[start DATASET RECORDS]

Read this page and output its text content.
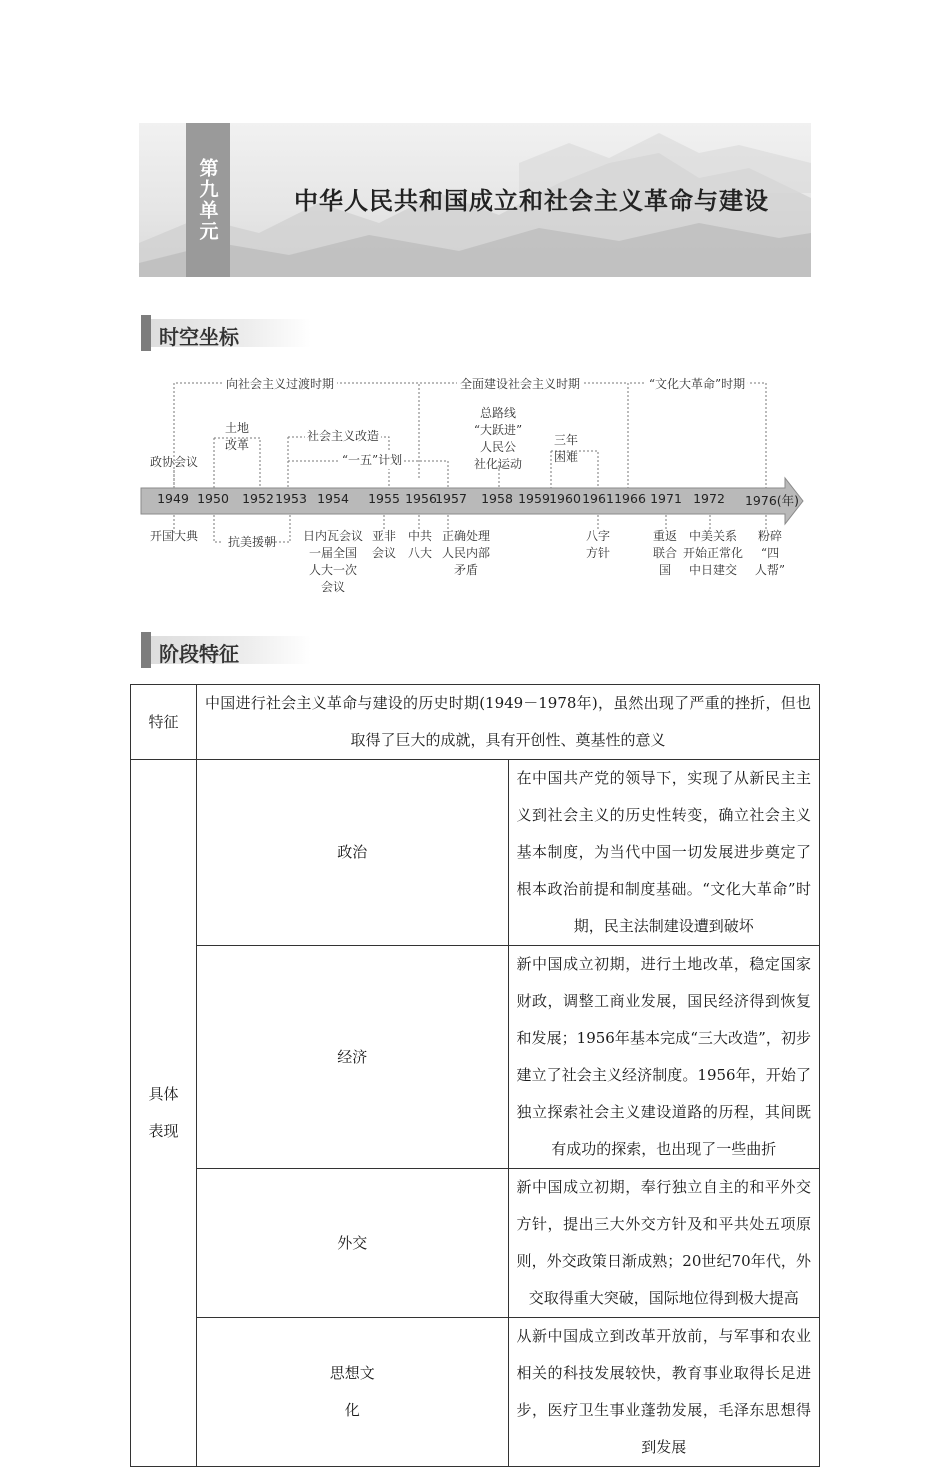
第九单元	中华人民共和国成立和社会主义革命与建设
时空坐标
向社会主义过渡时期	全面建设社会主义时期	“文化大革命”时期
1949 1950 1952 1953 1954 1955 1956
1957 1958 1959 1960 1961 1966 1971 1972 1976(年)
政协会议
土地
改革
社会主义改造
“一五”计划
总路线
“大跃进”
人民公
社化运动
三年
困难
开国大典 抗美援朝 日内瓦会议
一届全国
人大一次
会议
亚非
会议
中共
八大
正确处理
人民内部
矛盾
八字
方针
重返
联合
国
中美关系
开始正常化
中日建交
粉碎
“四
人帮”
阶段特征
特征	中国进行社会主义革命与建设的历史时期(1949－1978年)，虽然出现了严重的挫折，但也取得了巨大的成就，具有开创性、奠基性的意义	
具体
表现	政治	在中国共产党的领导下，实现了从新民主主义到社会主义的历史性转变，确立社会主义基本制度，为当代中国一切发展进步奠定了根本政治前提和制度基础。“文化大革命”时期，民主法制建设遭到破坏
	经济	新中国成立初期，进行土地改革，稳定国家财政，调整工商业发展，国民经济得到恢复和发展；1956年基本完成“三大改造”，初步建立了社会主义经济制度。1956年，开始了独立探索社会主义建设道路的历程，其间既有成功的探索，也出现了一些曲折
	外交	新中国成立初期，奉行独立自主的和平外交方针，提出三大外交方针及和平共处五项原则，外交政策日渐成熟；20世纪70年代，外交取得重大突破，国际地位得到极大提高
	思想文
化	从新中国成立到改革开放前，与军事和农业相关的科技发展较快，教育事业取得长足进步，医疗卫生事业蓬勃发展，毛泽东思想得到发展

[end DATASET RECORDS]

» **STATED GOAL**:
Repeat the material exactly as it reads, without any of its pictures.

» **FINAL RESULT**:
Read this page and output its text content.
第九单元	中华人民共和国成立和社会主义革命与建设
时空坐标
向社会主义过渡时期	全面建设社会主义时期	“文化大革命”时期
1949 1950 1952 1953 1954 1955 1956
1957 1958 1959 1960 1961 1966 1971 1972 1976(年)
政协会议
土地
改革
社会主义改造
“一五”计划
总路线
“大跃进”
人民公
社化运动
三年
困难
开国大典 抗美援朝 日内瓦会议
一届全国
人大一次
会议
亚非
会议
中共
八大
正确处理
人民内部
矛盾
八字
方针
重返
联合
国
中美关系
开始正常化
中日建交
粉碎
“四
人帮”
阶段特征
特征	中国进行社会主义革命与建设的历史时期(1949－1978年)，虽然出现了严重的挫折，但也取得了巨大的成就，具有开创性、奠基性的意义	
具体
表现	政治	在中国共产党的领导下，实现了从新民主主义到社会主义的历史性转变，确立社会主义基本制度，为当代中国一切发展进步奠定了根本政治前提和制度基础。“文化大革命”时期，民主法制建设遭到破坏
	经济	新中国成立初期，进行土地改革，稳定国家财政，调整工商业发展，国民经济得到恢复和发展；1956年基本完成“三大改造”，初步建立了社会主义经济制度。1956年，开始了独立探索社会主义建设道路的历程，其间既有成功的探索，也出现了一些曲折
	外交	新中国成立初期，奉行独立自主的和平外交方针，提出三大外交方针及和平共处五项原则，外交政策日渐成熟；20世纪70年代，外交取得重大突破，国际地位得到极大提高
	思想文
化	从新中国成立到改革开放前，与军事和农业相关的科技发展较快，教育事业取得长足进步，医疗卫生事业蓬勃发展，毛泽东思想得到发展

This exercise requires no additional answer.